Write out every entry exactly as it stands.

>> START Data section

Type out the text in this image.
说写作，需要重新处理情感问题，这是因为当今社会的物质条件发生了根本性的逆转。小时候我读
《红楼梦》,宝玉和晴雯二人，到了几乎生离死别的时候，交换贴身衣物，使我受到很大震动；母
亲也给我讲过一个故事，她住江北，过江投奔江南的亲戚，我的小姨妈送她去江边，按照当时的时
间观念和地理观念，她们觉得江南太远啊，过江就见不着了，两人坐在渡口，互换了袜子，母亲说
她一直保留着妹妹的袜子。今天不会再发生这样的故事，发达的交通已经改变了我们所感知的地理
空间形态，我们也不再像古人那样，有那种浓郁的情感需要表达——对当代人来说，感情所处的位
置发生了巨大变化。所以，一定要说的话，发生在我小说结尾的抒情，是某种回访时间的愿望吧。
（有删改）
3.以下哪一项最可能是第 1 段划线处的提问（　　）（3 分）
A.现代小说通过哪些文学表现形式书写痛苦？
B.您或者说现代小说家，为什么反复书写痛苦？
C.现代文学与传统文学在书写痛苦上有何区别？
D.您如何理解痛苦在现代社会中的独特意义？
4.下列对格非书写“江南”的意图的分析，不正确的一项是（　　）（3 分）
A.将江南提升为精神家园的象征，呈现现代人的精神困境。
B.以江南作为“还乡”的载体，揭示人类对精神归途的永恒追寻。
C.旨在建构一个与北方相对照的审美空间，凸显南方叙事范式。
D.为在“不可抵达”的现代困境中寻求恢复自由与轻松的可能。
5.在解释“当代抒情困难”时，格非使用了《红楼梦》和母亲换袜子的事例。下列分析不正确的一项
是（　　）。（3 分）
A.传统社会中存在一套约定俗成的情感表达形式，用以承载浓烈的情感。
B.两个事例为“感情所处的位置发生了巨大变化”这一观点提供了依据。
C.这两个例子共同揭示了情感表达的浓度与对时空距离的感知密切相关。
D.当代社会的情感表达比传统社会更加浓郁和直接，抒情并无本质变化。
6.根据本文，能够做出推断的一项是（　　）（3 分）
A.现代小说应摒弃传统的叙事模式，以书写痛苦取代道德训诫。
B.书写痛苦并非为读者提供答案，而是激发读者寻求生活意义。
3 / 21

>> END Data section

Final answer:
Type out the text in this image.
说写作，需要重新处理情感问题，这是因为当今社会的物质条件发生了根本性的逆转。小时候我读
《红楼梦》,宝玉和晴雯二人，到了几乎生离死别的时候，交换贴身衣物，使我受到很大震动；母
亲也给我讲过一个故事，她住江北，过江投奔江南的亲戚，我的小姨妈送她去江边，按照当时的时
间观念和地理观念，她们觉得江南太远啊，过江就见不着了，两人坐在渡口，互换了袜子，母亲说
她一直保留着妹妹的袜子。今天不会再发生这样的故事，发达的交通已经改变了我们所感知的地理
空间形态，我们也不再像古人那样，有那种浓郁的情感需要表达——对当代人来说，感情所处的位
置发生了巨大变化。所以，一定要说的话，发生在我小说结尾的抒情，是某种回访时间的愿望吧。
（有删改）
3.以下哪一项最可能是第 1 段划线处的提问（　　）（3 分）
A.现代小说通过哪些文学表现形式书写痛苦？
B.您或者说现代小说家，为什么反复书写痛苦？
C.现代文学与传统文学在书写痛苦上有何区别？
D.您如何理解痛苦在现代社会中的独特意义？
4.下列对格非书写“江南”的意图的分析，不正确的一项是（　　）（3 分）
A.将江南提升为精神家园的象征，呈现现代人的精神困境。
B.以江南作为“还乡”的载体，揭示人类对精神归途的永恒追寻。
C.旨在建构一个与北方相对照的审美空间，凸显南方叙事范式。
D.为在“不可抵达”的现代困境中寻求恢复自由与轻松的可能。
5.在解释“当代抒情困难”时，格非使用了《红楼梦》和母亲换袜子的事例。下列分析不正确的一项
是（　　）。（3 分）
A.传统社会中存在一套约定俗成的情感表达形式，用以承载浓烈的情感。
B.两个事例为“感情所处的位置发生了巨大变化”这一观点提供了依据。
C.这两个例子共同揭示了情感表达的浓度与对时空距离的感知密切相关。
D.当代社会的情感表达比传统社会更加浓郁和直接，抒情并无本质变化。
6.根据本文，能够做出推断的一项是（　　）（3 分）
A.现代小说应摒弃传统的叙事模式，以书写痛苦取代道德训诫。
B.书写痛苦并非为读者提供答案，而是激发读者寻求生活意义。
3 / 21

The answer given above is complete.